Examine the material below and count the lines that hold the word "RATE". Report only the number.
[START]
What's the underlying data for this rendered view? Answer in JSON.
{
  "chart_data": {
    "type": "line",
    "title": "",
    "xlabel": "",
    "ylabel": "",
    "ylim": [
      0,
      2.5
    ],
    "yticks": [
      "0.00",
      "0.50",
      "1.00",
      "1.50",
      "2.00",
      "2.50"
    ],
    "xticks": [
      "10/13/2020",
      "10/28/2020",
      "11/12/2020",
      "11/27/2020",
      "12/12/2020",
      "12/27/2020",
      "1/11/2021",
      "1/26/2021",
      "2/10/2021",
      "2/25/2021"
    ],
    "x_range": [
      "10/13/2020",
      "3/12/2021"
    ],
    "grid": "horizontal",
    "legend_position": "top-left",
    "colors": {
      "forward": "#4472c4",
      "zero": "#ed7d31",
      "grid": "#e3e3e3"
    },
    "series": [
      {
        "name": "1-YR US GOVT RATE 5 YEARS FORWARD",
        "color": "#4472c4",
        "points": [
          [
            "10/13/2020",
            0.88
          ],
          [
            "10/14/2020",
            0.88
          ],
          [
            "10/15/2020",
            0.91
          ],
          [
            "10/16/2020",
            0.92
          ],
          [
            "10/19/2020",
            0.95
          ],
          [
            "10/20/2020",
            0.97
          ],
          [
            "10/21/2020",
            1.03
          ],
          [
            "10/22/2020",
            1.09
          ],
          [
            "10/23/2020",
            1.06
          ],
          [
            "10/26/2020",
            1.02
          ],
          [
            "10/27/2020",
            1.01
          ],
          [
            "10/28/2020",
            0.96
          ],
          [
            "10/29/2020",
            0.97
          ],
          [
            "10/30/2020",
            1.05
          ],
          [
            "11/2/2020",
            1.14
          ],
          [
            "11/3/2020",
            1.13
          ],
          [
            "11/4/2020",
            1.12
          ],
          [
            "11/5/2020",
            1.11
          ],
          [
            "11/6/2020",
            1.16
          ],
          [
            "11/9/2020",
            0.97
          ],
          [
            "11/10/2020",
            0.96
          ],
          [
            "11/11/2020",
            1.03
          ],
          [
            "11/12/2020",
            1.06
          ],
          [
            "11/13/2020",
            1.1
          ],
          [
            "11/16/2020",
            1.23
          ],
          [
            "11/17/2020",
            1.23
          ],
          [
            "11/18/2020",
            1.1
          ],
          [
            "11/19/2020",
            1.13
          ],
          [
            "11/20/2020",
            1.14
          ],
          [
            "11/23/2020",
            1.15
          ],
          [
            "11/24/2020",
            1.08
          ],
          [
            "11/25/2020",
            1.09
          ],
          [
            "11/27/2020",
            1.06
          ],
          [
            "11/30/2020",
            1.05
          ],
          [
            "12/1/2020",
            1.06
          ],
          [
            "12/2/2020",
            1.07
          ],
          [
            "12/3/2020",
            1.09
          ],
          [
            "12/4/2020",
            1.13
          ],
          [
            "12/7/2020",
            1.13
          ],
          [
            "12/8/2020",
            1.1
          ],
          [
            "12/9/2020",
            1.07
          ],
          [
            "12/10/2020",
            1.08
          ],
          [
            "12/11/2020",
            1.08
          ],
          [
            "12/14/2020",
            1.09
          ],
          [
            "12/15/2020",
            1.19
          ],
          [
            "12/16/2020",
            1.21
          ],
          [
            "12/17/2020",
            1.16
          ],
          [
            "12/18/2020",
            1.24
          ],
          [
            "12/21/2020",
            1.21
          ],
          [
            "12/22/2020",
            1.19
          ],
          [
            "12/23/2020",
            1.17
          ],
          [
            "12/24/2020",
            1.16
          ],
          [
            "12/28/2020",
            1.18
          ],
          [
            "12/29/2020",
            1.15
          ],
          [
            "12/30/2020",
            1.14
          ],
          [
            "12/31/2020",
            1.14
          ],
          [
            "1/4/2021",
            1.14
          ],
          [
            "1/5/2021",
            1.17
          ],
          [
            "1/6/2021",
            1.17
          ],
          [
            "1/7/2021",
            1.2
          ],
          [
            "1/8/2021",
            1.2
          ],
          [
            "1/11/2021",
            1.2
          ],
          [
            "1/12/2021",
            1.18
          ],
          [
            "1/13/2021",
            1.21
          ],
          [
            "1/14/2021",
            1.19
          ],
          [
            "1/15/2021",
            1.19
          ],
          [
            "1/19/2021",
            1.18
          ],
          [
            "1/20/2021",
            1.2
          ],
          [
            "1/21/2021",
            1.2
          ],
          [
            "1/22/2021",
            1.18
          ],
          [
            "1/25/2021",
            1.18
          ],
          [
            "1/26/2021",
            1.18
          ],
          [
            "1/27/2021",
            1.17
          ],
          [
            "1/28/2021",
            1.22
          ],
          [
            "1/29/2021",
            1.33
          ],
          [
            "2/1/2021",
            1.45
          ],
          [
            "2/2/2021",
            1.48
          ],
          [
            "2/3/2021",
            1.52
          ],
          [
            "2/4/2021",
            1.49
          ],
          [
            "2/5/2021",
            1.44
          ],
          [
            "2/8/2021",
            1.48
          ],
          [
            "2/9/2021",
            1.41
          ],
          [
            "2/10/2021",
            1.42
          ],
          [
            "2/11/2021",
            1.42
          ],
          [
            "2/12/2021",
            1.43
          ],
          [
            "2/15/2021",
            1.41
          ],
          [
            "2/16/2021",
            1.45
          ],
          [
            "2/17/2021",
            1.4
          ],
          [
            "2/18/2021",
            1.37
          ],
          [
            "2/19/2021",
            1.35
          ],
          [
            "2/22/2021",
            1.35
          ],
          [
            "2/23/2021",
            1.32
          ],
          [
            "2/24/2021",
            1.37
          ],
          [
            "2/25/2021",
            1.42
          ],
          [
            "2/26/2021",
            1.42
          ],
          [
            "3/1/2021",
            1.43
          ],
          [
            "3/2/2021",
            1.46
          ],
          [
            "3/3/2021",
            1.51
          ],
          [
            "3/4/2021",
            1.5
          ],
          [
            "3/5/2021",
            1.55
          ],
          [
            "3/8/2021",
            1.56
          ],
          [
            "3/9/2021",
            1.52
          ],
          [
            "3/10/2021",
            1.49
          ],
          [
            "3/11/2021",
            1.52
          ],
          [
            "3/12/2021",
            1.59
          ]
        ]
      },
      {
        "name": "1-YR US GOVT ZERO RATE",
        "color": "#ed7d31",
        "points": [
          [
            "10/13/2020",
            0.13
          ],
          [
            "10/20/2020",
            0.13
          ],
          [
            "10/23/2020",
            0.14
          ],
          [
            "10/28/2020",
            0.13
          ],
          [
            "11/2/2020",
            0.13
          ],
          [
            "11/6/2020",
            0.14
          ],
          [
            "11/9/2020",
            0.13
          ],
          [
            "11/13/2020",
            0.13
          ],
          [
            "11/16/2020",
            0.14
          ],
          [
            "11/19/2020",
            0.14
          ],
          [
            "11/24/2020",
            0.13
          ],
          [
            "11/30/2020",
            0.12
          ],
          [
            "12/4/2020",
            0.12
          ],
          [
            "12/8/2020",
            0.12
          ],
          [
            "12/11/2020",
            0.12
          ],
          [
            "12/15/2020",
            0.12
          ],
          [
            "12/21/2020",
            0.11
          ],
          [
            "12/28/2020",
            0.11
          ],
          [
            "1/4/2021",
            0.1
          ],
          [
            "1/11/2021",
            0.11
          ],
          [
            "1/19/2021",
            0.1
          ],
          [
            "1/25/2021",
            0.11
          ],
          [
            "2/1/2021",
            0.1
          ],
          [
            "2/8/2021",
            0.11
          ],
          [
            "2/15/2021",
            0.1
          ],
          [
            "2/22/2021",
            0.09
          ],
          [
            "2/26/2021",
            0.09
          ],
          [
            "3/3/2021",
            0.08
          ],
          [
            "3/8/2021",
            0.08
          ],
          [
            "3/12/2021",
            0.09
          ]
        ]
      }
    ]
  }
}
[END]
● FINISHED TASK: 2